OBJECTIVE:
Only the number is wanted: how many lines hold the word "more"?

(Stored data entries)
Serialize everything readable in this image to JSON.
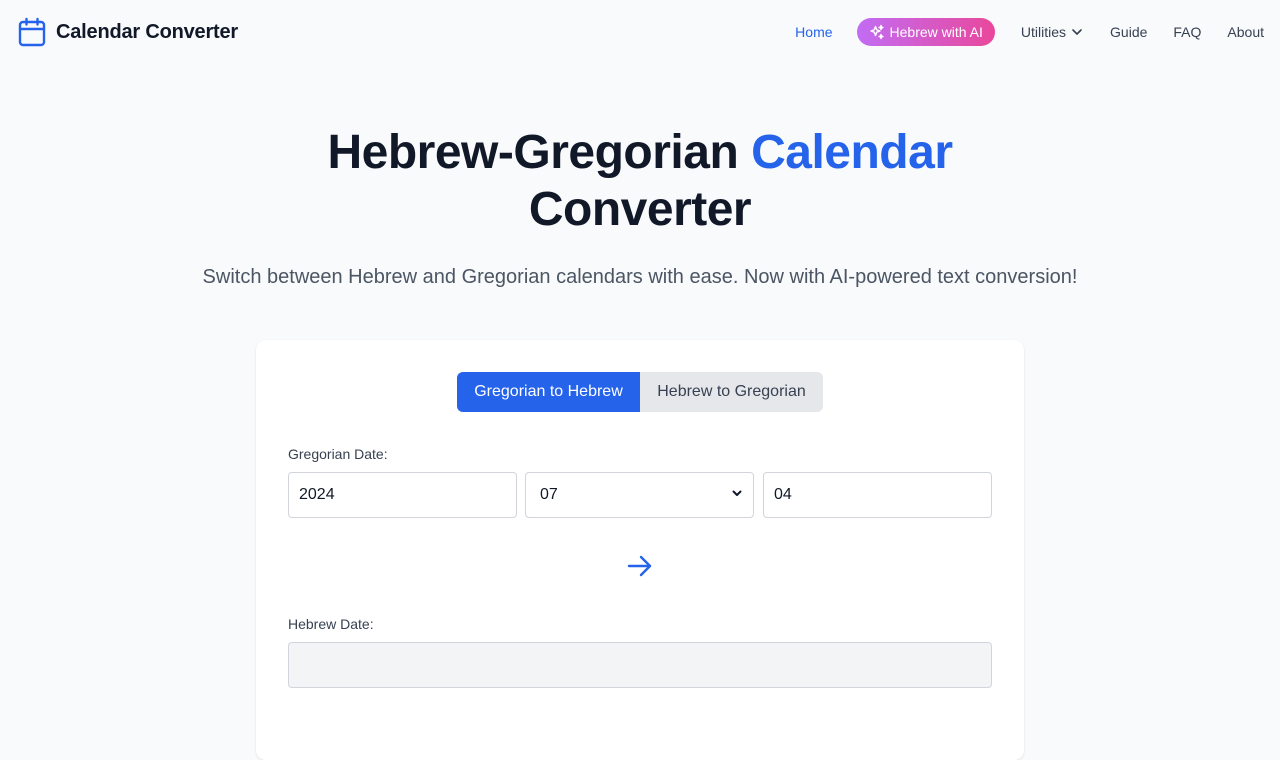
{
  "brand": {
    "name": "Calendar Converter",
    "icon": "calendar-icon"
  },
  "nav": {
    "home": "Home",
    "ai": "Hebrew with AI",
    "utilities": "Utilities",
    "guide": "Guide",
    "faq": "FAQ",
    "about": "About"
  },
  "hero": {
    "title_part1": "Hebrew-Gregorian ",
    "title_accent": "Calendar",
    "title_part2": "Converter",
    "subtitle": "Switch between Hebrew and Gregorian calendars with ease. Now with AI-powered text conversion!"
  },
  "converter": {
    "tab_active": "Gregorian to Hebrew",
    "tab_inactive": "Hebrew to Gregorian",
    "gregorian_label": "Gregorian Date:",
    "year": "2024",
    "month": "07",
    "day": "04",
    "hebrew_label": "Hebrew Date:",
    "hebrew_value": ""
  },
  "colors": {
    "accent": "#2563eb",
    "ai_gradient_start": "#c26cf4",
    "ai_gradient_end": "#e9489b",
    "background": "#f8fafc"
  }
}
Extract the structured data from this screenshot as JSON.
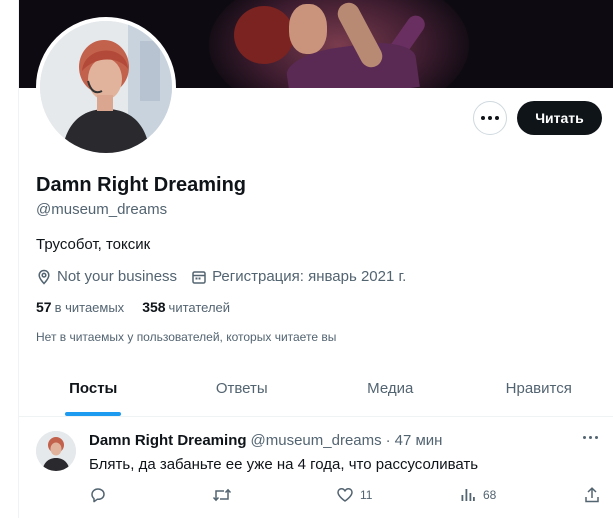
{
  "profile": {
    "name": "Damn Right Dreaming",
    "handle": "@museum_dreams",
    "bio": "Трусобот, токсик",
    "location": "Not your business",
    "joined": "Регистрация: январь 2021 г.",
    "following_count": "57",
    "following_label": "в читаемых",
    "followers_count": "358",
    "followers_label": "читателей",
    "mutuals_note": "Нет в читаемых у пользователей, которых читаете вы"
  },
  "actions": {
    "more_icon": "more-horizontal-icon",
    "follow_label": "Читать"
  },
  "tabs": [
    {
      "label": "Посты",
      "active": true
    },
    {
      "label": "Ответы",
      "active": false
    },
    {
      "label": "Медиа",
      "active": false
    },
    {
      "label": "Нравится",
      "active": false
    }
  ],
  "tweet": {
    "author_name": "Damn Right Dreaming",
    "author_handle": "@museum_dreams",
    "separator": "·",
    "time": "47 мин",
    "text": "Блять, да забаньте ее уже на 4 года, что рассусоливать",
    "reply_count": "",
    "retweet_count": "",
    "like_count": "11",
    "view_count": "68"
  },
  "colors": {
    "accent": "#1d9bf0",
    "text_primary": "#0f1419",
    "text_secondary": "#536471",
    "button_dark": "#0f1419"
  }
}
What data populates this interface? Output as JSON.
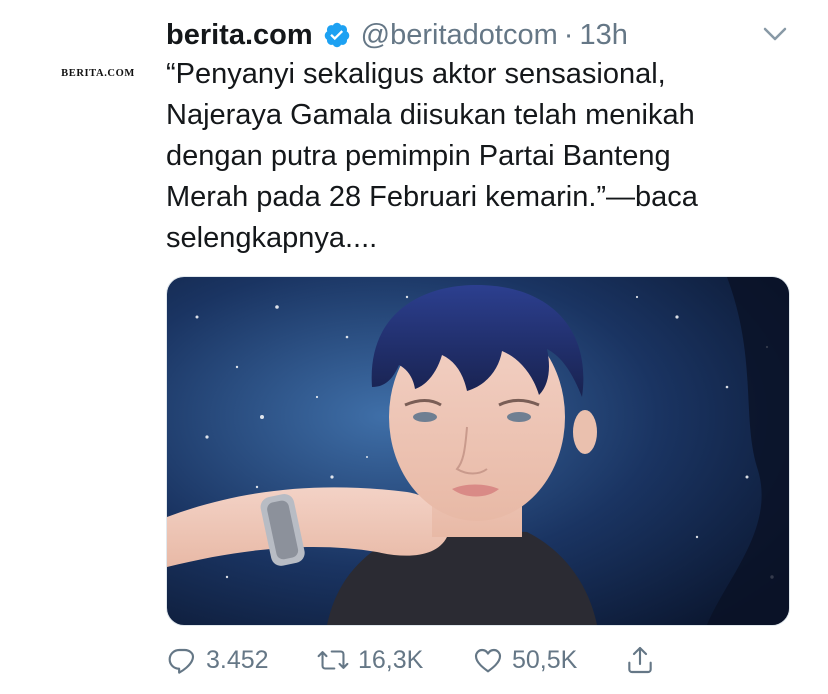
{
  "tweet": {
    "avatar_text": "BERITA.COM",
    "display_name": "berita.com",
    "handle": "@beritadotcom",
    "separator": "·",
    "time": "13h",
    "text": "“Penyanyi sekaligus aktor sensasional,\nNajeraya Gamala diisukan telah menikah\ndengan putra pemimpin Partai Banteng\nMerah pada 28 Februari kemarin.”—baca\nselengkapnya....",
    "verified_color": "#1da1f2"
  },
  "actions": {
    "replies": "3.452",
    "retweets": "16,3K",
    "likes": "50,5K"
  },
  "icons": {
    "verified": "verified-badge-icon",
    "more": "chevron-down-icon",
    "reply": "reply-icon",
    "retweet": "retweet-icon",
    "like": "heart-icon",
    "share": "share-icon"
  },
  "colors": {
    "text": "#14171a",
    "secondary": "#657786",
    "accent": "#1da1f2"
  }
}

PROBLEM SOLUTION:
2